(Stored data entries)

----

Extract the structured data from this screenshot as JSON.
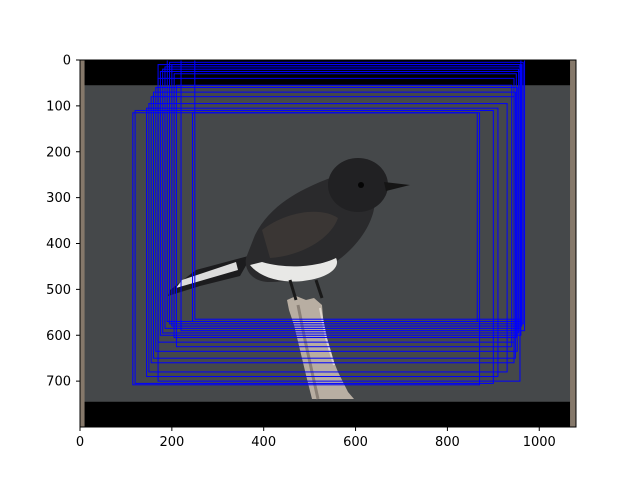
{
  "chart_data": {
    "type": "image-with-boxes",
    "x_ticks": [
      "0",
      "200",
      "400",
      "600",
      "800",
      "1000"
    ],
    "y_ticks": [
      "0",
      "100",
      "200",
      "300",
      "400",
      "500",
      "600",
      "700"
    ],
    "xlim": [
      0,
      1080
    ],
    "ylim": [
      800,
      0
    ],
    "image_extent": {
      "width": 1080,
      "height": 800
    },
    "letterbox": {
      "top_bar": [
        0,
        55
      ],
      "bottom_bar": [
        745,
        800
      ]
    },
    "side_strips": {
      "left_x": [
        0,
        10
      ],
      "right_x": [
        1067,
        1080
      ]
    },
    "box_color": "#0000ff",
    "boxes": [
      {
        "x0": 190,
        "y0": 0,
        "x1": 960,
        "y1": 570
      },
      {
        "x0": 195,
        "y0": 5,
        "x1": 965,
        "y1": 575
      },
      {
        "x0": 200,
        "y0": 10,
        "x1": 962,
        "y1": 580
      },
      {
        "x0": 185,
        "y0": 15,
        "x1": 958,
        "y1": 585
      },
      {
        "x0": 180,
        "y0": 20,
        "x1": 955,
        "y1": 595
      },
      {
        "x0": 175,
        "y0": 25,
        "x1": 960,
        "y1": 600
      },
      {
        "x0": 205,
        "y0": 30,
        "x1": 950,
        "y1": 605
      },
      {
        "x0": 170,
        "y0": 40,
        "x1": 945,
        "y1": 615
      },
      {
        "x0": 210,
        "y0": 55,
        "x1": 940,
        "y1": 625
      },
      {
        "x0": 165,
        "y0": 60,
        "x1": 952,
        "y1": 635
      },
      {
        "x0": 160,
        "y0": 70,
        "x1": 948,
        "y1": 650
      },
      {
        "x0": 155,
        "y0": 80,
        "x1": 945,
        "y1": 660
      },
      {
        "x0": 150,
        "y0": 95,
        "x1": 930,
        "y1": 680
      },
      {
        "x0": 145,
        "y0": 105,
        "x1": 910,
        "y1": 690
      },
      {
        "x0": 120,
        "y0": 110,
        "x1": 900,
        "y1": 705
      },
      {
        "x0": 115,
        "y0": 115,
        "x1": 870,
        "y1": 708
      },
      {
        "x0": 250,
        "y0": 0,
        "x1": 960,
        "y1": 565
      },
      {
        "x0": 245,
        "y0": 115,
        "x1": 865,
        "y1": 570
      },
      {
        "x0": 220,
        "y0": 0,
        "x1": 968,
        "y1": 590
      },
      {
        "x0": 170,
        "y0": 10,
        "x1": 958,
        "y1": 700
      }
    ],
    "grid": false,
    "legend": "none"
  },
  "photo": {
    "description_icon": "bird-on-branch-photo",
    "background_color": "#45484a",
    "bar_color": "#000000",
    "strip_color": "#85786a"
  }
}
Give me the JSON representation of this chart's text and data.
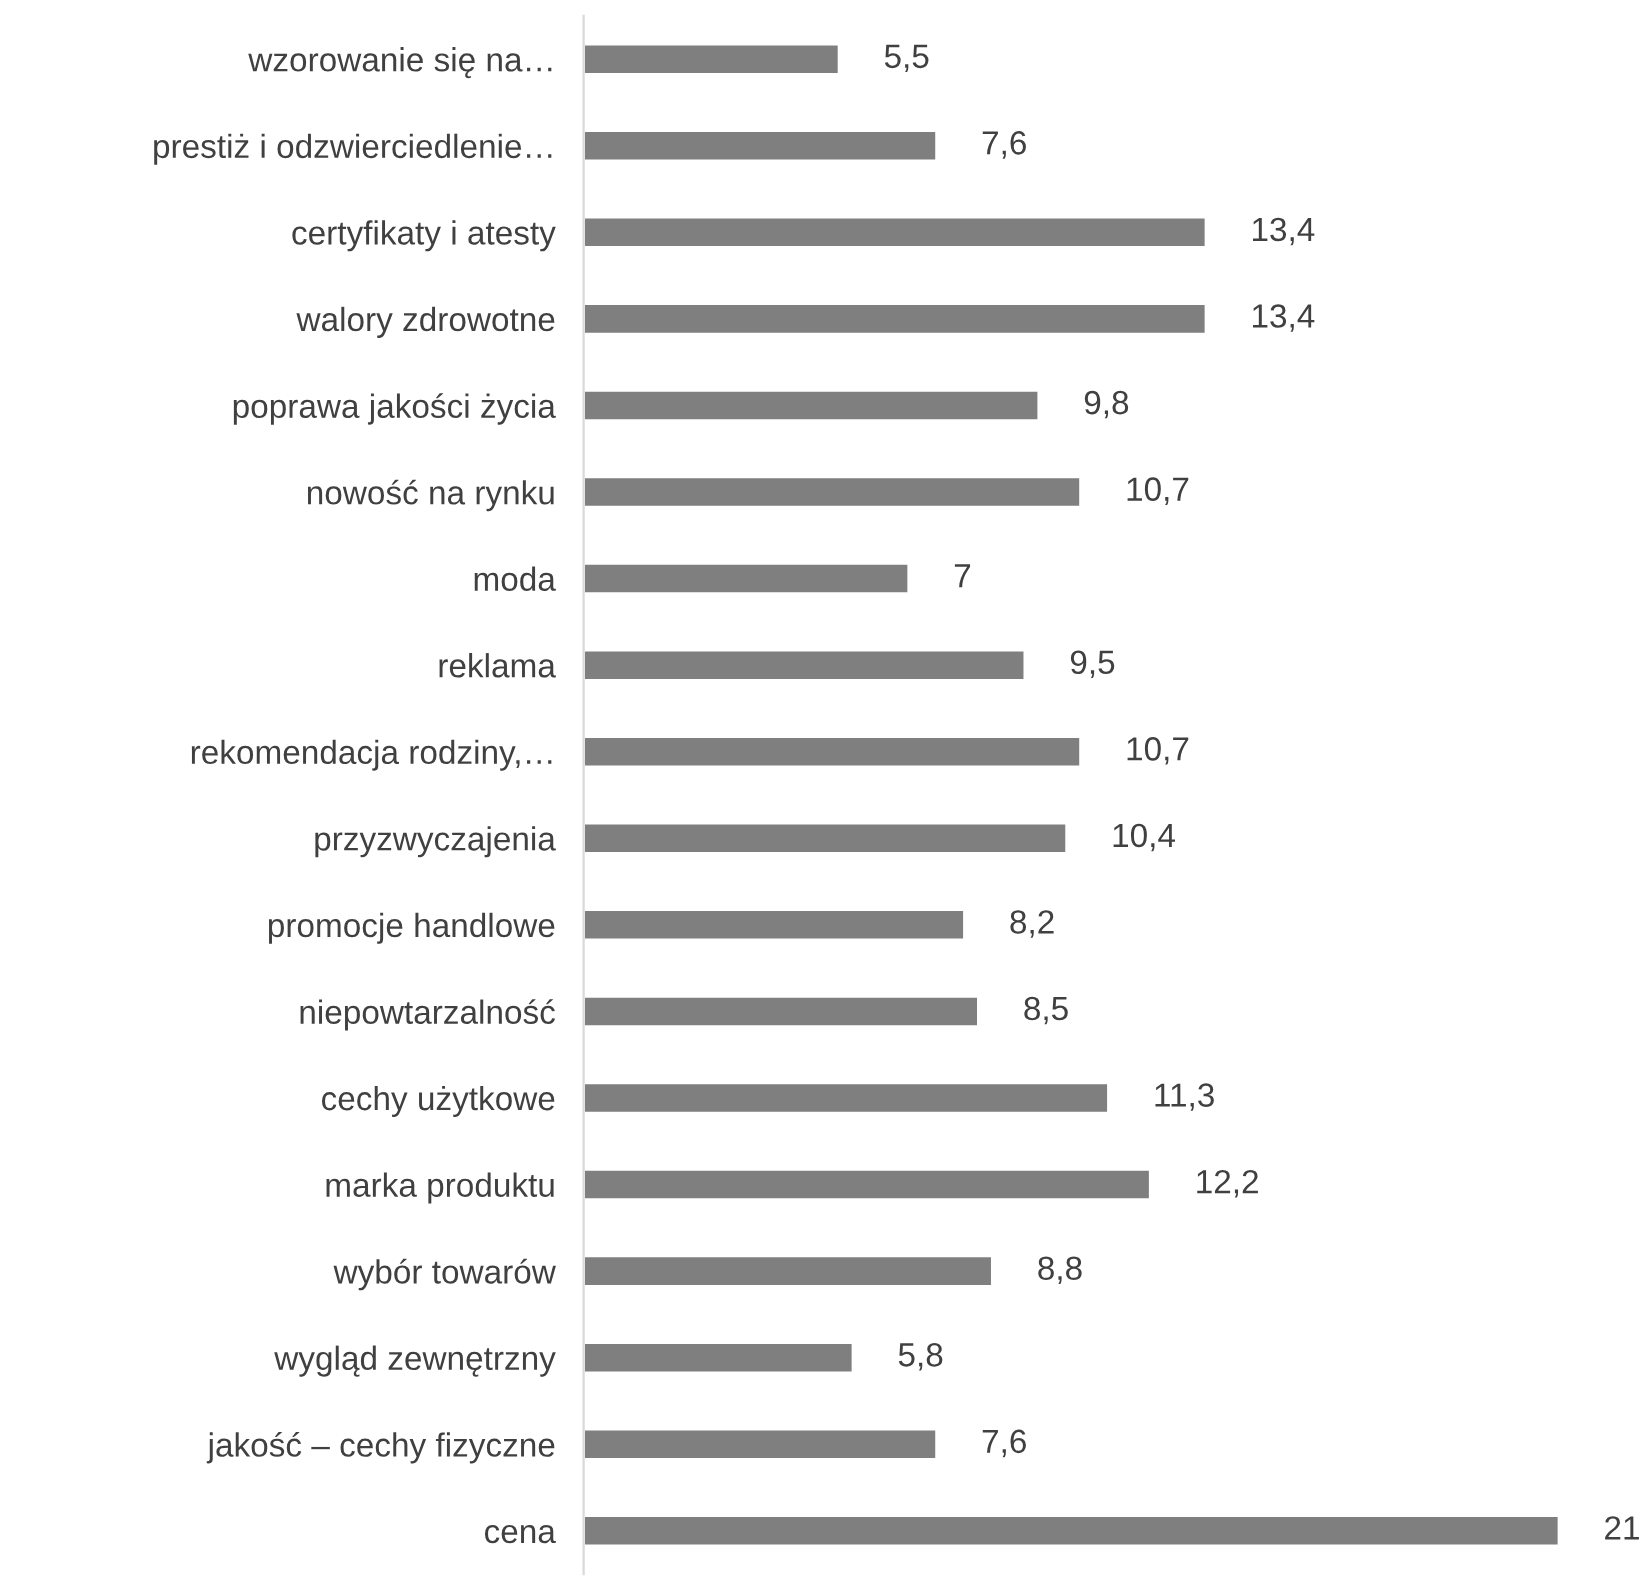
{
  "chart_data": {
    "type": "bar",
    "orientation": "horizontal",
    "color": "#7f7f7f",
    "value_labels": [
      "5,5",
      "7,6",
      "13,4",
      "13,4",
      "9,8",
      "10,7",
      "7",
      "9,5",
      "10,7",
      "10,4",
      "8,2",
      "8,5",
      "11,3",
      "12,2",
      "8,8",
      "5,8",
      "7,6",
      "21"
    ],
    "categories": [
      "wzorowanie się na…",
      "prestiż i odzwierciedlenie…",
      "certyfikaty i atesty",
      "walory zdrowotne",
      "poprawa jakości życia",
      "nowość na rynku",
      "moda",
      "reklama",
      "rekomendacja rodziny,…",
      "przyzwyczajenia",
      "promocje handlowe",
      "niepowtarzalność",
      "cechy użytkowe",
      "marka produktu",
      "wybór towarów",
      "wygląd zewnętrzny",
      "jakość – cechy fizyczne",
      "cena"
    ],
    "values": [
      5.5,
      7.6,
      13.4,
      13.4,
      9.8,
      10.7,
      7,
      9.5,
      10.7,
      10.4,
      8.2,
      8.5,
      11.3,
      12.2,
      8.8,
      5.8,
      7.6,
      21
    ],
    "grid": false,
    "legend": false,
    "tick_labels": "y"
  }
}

----

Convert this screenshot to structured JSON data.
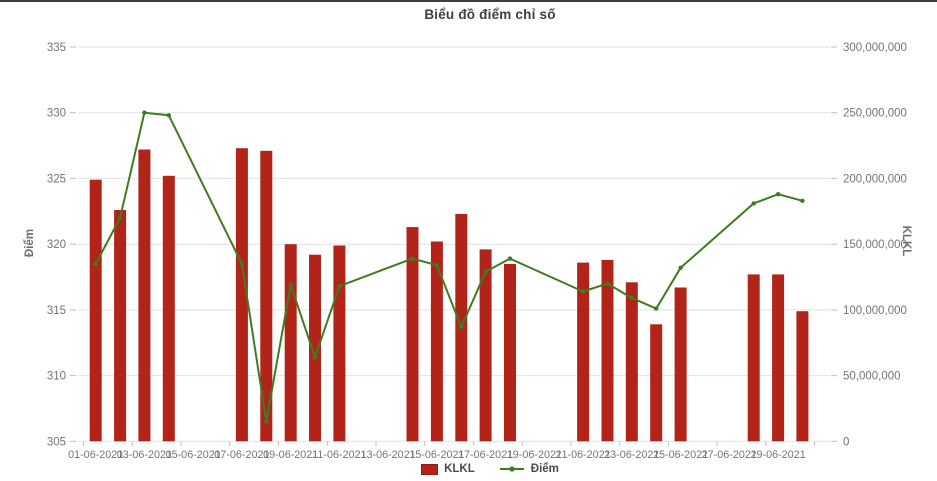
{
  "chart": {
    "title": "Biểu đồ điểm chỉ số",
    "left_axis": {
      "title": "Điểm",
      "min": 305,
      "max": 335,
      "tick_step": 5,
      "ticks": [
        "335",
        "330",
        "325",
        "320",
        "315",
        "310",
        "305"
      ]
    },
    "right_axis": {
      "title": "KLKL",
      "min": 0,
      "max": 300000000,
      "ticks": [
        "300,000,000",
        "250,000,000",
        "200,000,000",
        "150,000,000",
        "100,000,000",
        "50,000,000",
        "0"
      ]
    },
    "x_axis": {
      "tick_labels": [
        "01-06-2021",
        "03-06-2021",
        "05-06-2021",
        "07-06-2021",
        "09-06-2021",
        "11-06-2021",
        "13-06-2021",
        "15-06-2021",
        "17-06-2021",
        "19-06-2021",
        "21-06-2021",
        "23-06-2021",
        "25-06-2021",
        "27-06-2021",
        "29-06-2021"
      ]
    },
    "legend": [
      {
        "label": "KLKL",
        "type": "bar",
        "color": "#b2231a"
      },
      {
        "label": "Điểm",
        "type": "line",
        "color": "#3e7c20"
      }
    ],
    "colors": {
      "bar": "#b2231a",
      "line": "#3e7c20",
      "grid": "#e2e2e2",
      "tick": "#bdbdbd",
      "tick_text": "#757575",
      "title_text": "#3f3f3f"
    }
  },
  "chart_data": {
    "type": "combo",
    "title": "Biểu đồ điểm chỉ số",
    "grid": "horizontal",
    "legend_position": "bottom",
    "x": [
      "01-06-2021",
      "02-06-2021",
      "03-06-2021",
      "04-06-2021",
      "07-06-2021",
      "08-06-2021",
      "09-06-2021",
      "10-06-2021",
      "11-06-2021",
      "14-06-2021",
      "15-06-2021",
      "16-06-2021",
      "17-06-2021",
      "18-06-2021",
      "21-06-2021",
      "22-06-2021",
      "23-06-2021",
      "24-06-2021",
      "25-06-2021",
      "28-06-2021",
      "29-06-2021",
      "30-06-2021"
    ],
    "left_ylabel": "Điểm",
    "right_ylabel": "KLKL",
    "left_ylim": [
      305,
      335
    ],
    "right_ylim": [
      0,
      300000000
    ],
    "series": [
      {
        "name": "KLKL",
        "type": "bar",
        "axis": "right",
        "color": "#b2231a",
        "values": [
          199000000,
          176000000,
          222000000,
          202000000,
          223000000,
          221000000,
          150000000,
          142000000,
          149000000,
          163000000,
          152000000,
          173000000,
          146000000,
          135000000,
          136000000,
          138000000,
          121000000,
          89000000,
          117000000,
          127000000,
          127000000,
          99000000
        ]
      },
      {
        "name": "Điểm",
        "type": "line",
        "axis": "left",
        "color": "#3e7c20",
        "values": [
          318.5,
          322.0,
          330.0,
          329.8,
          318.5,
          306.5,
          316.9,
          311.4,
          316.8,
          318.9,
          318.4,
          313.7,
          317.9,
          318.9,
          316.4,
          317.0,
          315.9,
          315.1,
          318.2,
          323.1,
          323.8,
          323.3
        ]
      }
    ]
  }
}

----

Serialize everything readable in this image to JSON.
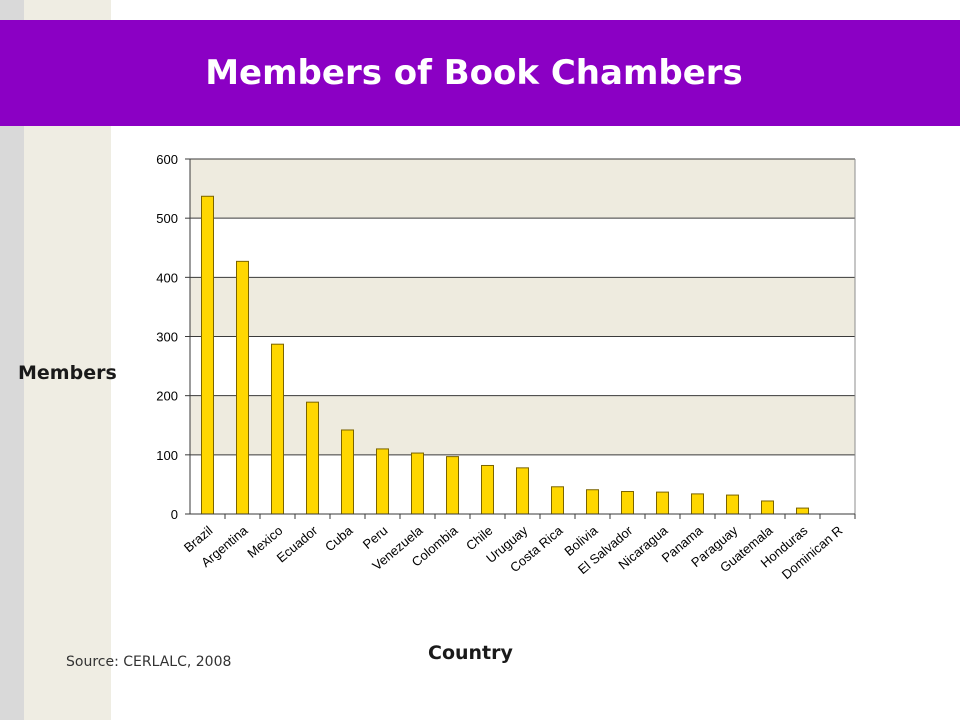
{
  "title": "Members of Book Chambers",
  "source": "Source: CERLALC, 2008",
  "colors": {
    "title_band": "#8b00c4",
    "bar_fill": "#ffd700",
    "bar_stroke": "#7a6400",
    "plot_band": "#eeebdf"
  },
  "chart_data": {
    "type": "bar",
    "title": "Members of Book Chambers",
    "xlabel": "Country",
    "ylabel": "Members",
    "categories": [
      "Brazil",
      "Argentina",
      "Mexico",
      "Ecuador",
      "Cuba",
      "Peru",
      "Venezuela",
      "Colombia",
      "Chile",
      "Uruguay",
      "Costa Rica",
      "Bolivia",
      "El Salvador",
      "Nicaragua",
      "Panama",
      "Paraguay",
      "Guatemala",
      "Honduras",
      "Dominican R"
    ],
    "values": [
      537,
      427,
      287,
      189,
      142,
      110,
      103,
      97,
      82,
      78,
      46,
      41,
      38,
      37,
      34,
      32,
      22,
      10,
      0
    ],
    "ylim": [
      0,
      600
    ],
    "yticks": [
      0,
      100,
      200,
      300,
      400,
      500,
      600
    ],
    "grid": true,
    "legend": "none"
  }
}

----

▶ **Stated problem**:
State the number of lines in the preceding entries that include the word "horizontal". Provide nothing else.

▶ **Result**:
2